Output the data word for word, dropping every image.

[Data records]
◆ ◆ ◆ ◆ ◆ ◆ ◆

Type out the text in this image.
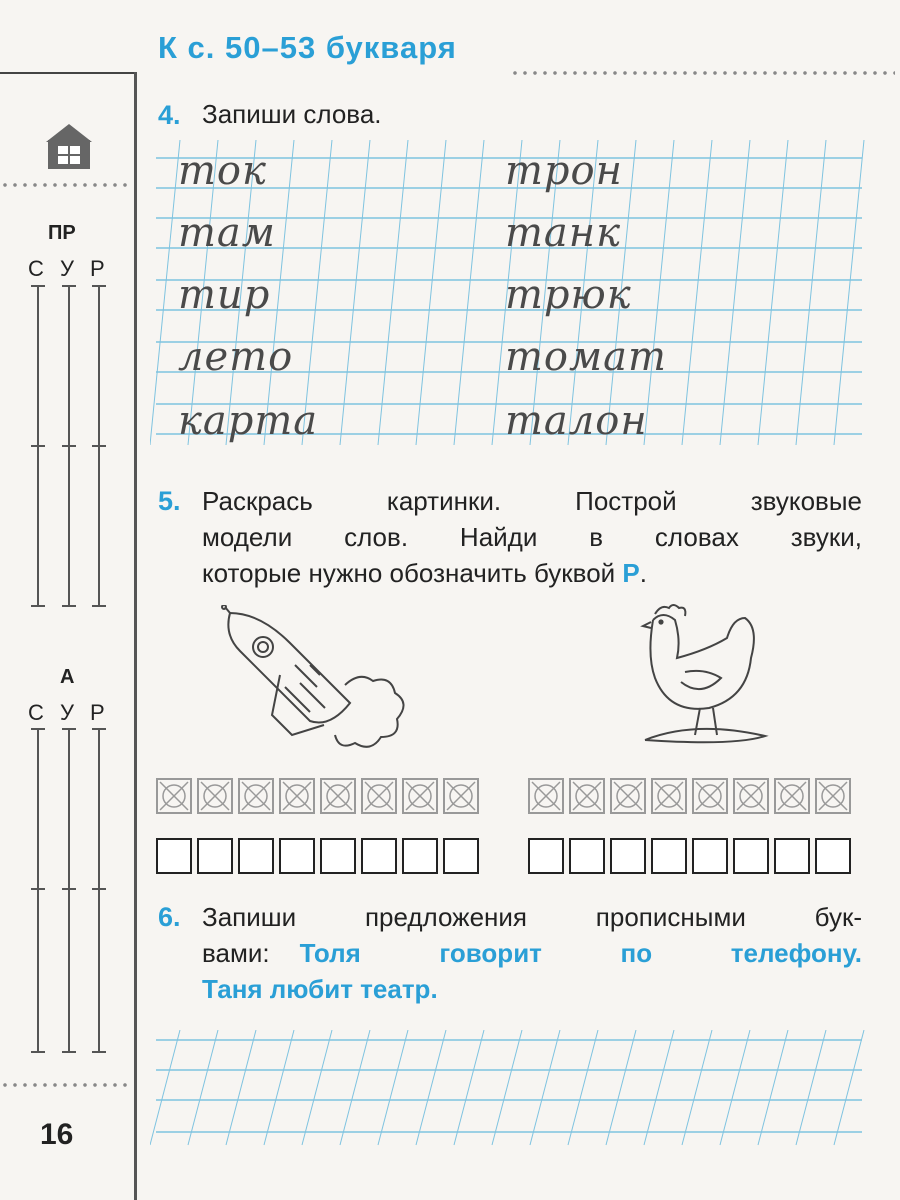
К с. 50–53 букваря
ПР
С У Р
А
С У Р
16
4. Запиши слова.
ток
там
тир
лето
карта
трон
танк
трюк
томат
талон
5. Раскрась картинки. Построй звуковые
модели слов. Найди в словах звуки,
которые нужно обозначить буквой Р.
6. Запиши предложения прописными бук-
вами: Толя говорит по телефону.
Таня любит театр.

◆ ◆ ◆ ◆ ◆ ◆ ◆

▸ **WRITTEN ANSWER**
Type out the text in this image.
К с. 50–53 букваря
ПР
С У Р
А
С У Р
16
4. Запиши слова.
ток
там
тир
лето
карта
трон
танк
трюк
томат
талон
5. Раскрась картинки. Построй звуковые
модели слов. Найди в словах звуки,
которые нужно обозначить буквой Р.
6. Запиши предложения прописными бук-
вами: Толя говорит по телефону.
Таня любит театр.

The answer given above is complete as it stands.